**What you should do**
Scan the data beneath this task and copy each line that includes "vendor".

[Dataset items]

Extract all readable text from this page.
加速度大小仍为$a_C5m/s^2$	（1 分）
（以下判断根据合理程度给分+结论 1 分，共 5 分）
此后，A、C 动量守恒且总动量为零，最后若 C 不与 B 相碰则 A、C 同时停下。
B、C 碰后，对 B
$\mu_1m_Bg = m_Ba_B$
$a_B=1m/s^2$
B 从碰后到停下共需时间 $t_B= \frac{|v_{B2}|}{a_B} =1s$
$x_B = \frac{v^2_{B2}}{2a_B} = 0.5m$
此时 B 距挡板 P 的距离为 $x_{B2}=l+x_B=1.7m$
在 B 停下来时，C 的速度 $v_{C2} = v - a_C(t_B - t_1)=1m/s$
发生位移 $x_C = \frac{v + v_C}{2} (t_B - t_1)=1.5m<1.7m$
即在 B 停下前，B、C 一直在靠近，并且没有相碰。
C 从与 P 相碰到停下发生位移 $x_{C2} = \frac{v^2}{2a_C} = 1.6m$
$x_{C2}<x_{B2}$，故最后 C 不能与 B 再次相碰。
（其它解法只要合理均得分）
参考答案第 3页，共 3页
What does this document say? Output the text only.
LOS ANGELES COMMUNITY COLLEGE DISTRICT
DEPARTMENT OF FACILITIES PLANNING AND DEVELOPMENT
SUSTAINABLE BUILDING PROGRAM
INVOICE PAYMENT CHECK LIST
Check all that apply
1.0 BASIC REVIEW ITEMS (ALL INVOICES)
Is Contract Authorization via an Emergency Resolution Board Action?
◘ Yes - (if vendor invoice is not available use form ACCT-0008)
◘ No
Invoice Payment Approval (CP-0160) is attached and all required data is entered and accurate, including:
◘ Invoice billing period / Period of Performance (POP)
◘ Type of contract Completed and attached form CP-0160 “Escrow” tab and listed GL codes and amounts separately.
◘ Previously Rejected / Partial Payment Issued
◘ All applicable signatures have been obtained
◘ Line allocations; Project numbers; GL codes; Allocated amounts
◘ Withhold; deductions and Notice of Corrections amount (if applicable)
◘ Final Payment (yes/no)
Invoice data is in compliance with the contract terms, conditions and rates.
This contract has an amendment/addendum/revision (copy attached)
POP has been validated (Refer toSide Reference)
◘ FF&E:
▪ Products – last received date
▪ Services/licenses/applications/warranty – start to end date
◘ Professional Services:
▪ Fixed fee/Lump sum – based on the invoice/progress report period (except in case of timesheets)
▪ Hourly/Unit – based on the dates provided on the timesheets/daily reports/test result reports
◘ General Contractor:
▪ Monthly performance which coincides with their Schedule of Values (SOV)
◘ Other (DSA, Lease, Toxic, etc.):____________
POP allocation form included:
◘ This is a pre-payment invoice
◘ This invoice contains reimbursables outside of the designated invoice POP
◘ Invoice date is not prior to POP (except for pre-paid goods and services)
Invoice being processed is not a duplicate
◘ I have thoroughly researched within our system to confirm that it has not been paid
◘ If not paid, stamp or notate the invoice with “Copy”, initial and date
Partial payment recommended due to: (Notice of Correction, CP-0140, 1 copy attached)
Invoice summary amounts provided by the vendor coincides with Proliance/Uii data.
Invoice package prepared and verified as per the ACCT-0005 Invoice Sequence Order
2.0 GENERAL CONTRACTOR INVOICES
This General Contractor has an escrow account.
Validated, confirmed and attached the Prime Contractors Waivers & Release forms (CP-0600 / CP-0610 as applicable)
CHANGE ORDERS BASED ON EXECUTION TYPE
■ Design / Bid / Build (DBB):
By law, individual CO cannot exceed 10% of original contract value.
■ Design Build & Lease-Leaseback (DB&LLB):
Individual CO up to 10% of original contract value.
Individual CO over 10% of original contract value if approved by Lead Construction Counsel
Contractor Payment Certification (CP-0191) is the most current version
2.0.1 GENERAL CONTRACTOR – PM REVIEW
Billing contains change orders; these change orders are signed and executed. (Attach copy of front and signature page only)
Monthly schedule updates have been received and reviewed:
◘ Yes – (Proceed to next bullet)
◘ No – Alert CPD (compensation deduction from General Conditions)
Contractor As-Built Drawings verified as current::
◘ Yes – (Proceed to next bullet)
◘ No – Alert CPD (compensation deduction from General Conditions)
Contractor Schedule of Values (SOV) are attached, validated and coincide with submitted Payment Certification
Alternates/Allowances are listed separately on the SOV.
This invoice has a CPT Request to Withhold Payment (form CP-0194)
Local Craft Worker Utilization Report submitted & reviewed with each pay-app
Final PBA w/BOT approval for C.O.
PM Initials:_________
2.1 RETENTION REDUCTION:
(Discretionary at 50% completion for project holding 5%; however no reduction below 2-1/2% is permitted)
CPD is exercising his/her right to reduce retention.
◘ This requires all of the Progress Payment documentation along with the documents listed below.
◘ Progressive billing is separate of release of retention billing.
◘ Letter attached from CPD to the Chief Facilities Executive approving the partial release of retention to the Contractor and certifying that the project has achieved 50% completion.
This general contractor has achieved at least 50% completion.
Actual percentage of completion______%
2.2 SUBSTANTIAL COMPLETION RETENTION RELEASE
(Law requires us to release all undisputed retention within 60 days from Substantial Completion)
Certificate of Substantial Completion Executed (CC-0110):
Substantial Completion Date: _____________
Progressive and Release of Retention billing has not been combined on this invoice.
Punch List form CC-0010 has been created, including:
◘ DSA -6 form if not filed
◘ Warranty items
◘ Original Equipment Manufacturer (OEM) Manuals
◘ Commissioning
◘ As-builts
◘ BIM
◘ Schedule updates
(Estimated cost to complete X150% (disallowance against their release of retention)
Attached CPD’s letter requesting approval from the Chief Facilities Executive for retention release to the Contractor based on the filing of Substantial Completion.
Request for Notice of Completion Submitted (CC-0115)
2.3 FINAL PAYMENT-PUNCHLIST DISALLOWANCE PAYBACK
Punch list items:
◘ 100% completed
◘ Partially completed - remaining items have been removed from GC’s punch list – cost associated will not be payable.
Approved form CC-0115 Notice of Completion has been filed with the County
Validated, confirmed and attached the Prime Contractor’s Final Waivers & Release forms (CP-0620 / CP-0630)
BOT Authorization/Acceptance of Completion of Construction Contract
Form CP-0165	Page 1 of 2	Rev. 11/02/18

**Exercise response**
◘ Yes - (if vendor invoice is not available use form ACCT-0008)
Invoice summary amounts provided by the vendor coincides with Proliance/Uii data.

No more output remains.